Your task: Search the records for the word "Заинтересован" and report each line that has it.

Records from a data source
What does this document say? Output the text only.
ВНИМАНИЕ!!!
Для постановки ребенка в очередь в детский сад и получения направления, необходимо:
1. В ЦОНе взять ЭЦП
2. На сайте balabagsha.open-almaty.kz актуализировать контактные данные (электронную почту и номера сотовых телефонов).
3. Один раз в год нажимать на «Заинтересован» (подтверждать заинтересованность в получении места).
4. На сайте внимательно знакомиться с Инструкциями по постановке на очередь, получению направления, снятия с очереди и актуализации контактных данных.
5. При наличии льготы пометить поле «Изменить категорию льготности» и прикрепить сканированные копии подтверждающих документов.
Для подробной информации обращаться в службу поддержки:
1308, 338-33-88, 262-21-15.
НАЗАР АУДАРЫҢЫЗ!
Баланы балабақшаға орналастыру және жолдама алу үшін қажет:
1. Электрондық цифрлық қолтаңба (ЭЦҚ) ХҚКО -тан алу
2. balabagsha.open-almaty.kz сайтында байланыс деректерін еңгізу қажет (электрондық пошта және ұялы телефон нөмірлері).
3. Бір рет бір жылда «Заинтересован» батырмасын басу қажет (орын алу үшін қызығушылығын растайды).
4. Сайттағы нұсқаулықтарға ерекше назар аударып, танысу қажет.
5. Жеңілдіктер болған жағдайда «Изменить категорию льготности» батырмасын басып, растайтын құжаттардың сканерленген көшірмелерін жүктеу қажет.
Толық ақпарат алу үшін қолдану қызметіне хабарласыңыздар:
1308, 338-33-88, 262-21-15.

Output for this exercise:
3. Один раз в год нажимать на «Заинтересован» (подтверждать заинтересованность в получении места).
3. Бір рет бір жылда «Заинтересован» батырмасын басу қажет (орын алу үшін қызығушылығын растайды).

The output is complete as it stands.